- **WORK REQUIRED**
Filter this material down to the lines that hold "транспортная", copying each one.

- **MATERIAL SHOWN**
******

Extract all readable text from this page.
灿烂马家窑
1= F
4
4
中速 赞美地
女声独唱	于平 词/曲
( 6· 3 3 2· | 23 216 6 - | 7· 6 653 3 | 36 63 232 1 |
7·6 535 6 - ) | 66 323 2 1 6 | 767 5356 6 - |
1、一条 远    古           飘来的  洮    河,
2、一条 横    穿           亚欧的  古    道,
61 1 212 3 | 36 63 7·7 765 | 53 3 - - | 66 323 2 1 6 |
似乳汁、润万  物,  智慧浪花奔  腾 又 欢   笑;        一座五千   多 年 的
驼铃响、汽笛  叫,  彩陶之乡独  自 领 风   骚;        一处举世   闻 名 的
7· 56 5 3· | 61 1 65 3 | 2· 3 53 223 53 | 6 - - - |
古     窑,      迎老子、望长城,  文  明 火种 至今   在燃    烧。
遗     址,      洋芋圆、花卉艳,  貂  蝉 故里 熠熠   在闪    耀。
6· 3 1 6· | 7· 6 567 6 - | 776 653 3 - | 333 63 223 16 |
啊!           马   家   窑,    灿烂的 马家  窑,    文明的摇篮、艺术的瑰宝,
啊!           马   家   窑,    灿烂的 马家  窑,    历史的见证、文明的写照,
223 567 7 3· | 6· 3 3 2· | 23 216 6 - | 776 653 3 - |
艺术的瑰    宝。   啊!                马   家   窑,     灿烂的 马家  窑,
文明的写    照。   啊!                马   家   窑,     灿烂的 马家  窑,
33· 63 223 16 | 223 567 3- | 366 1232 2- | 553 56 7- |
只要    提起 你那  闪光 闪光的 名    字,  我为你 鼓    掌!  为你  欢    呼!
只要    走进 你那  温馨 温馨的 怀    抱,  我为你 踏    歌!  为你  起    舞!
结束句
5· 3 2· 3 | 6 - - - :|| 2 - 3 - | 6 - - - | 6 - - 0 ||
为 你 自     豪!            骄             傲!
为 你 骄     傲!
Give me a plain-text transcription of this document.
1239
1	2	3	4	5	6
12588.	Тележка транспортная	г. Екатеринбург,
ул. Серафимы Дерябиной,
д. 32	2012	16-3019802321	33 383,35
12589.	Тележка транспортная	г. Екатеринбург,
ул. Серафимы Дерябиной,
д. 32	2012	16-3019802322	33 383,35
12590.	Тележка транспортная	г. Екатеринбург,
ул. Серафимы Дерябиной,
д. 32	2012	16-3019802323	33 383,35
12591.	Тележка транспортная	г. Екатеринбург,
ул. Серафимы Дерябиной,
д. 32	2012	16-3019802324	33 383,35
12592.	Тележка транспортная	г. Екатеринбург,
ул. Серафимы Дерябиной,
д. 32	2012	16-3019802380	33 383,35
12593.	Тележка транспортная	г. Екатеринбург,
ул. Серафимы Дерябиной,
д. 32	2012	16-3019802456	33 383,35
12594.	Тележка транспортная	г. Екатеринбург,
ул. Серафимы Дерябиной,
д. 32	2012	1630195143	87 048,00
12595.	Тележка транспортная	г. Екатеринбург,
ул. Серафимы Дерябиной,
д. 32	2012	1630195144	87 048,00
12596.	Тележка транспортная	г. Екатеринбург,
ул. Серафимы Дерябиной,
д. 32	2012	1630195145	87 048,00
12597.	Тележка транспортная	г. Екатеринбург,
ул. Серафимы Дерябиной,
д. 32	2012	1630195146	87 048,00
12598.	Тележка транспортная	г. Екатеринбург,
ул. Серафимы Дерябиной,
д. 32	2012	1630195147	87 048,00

******

- **COMPLETE OUTPUT**
12588.	Тележка транспортная	г. Екатеринбург,
12589.	Тележка транспортная	г. Екатеринбург,
12590.	Тележка транспортная	г. Екатеринбург,
12591.	Тележка транспортная	г. Екатеринбург,
12592.	Тележка транспортная	г. Екатеринбург,
12593.	Тележка транспортная	г. Екатеринбург,
12594.	Тележка транспортная	г. Екатеринбург,
12595.	Тележка транспортная	г. Екатеринбург,
12596.	Тележка транспортная	г. Екатеринбург,
12597.	Тележка транспортная	г. Екатеринбург,
12598.	Тележка транспортная	г. Екатеринбург,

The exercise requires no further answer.